» Source
===============

Monday, June 6, 2011

Sophie Scholl and the White Rose

Sophie Scholl: The Final Days tells the true story of Germany’s most famous anti-Nazi heroine. As described by the filmmakers, the film
stars Julia Jentsch in a luminous performance as the young coed-turned-fearless activist. Armed with long-buried historical records of her incarceration, director Marc Rothemund expertly re-creates the last six days of Sophie Scholl’s life: a heart-stopping journey from arrest to interrogation, trial and sentence.

In 1943, as Hitler continues to wage war across Europe, a group of college students mount an underground resistance movement in Munich. Dedicated expressly to the downfall of the monolithic Third Reich war machine, they call themselves the White Rose. One of its few female members, Sophie Scholl is captured during a dangerous mission to distribute pamphlets on campus with her brother Hans. Unwavering in her convictions and loyalty to the White Rose, her cross-examination by the Gestapo quickly escalates into a searing test of wills as Scholl delivers a passionate call to freedom and personal responsibility that is both haunting and timeless.۠

When Adolf Hitler rose to power, Sophie was 12 and Hans was 15. Initially they believed him when he said he wanted to bring freedom, security, and happiness back to Germany, so they both joined the Hitler Youth for a time. However, they were horrified by the messages of hate and oppression that they were then exposed to, and they left. From their mother's strong Christian faith, Sophie and Hans shared a sense of right and wrong, good and evil, and the value of human rights.

===============

» Given information
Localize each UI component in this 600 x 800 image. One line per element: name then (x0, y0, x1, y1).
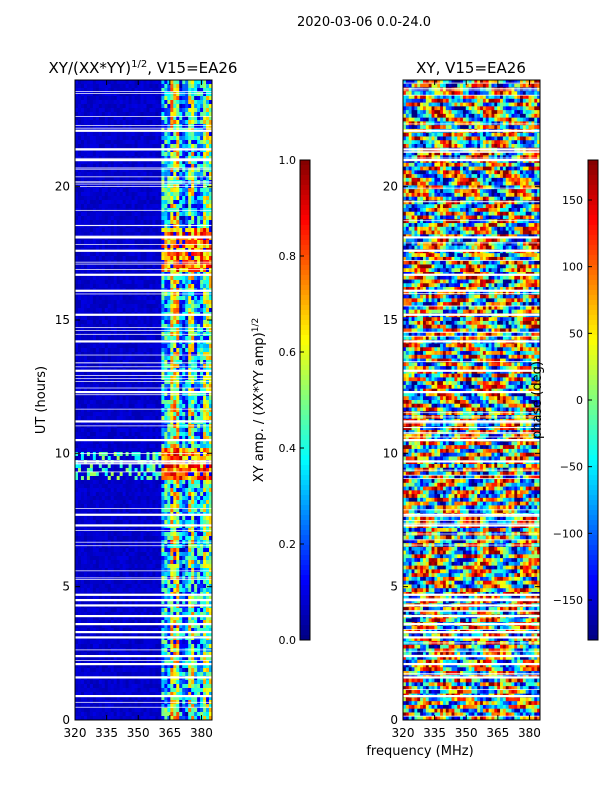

===============

» Task set
[a] Using the piece on Sophie Scholl, decide whether each statement agrees with it: (i) Sophie was 12 when Hitler rose to power; (ii) the film re-creates the last ten days of her life; (iii) Sophie and Hans never joined the Hitler Youth. Answer yes or no for each and quote the words that settle it.
[b] According to the piece on Sophie Scholl, who directed the film?
[c] Carry the piece on Sophie Scholl forward from its final sentence.
The material plays no part in this work.

» Answers given
[a]
(i) Yes: "When Adolf Hitler rose to power, Sophie was 12 and Hans was 15."
(ii) No: "re-creates the last six days of Sophie Scholl’s life"
(iii) No: "so they both joined the Hitler Youth for a time"

[b] Marc Rothemund directed the film.

[c]
When Hans joined a group with the German Youth Movement, the family received a visit by the Gestapo in 1937 because the Nazi regime did not allow any youth groups separate from the Hitler Youth. The children were detained but later released because no incriminating evidence of anti-Nazi activities had been found and because Hans was then under the jurisdiction of the Army, having been recently conscripted. In 1938, the Scholls, who had maintained Jewish friendships, were witnesses to the anti-Jewish attacks of Kristallnacht.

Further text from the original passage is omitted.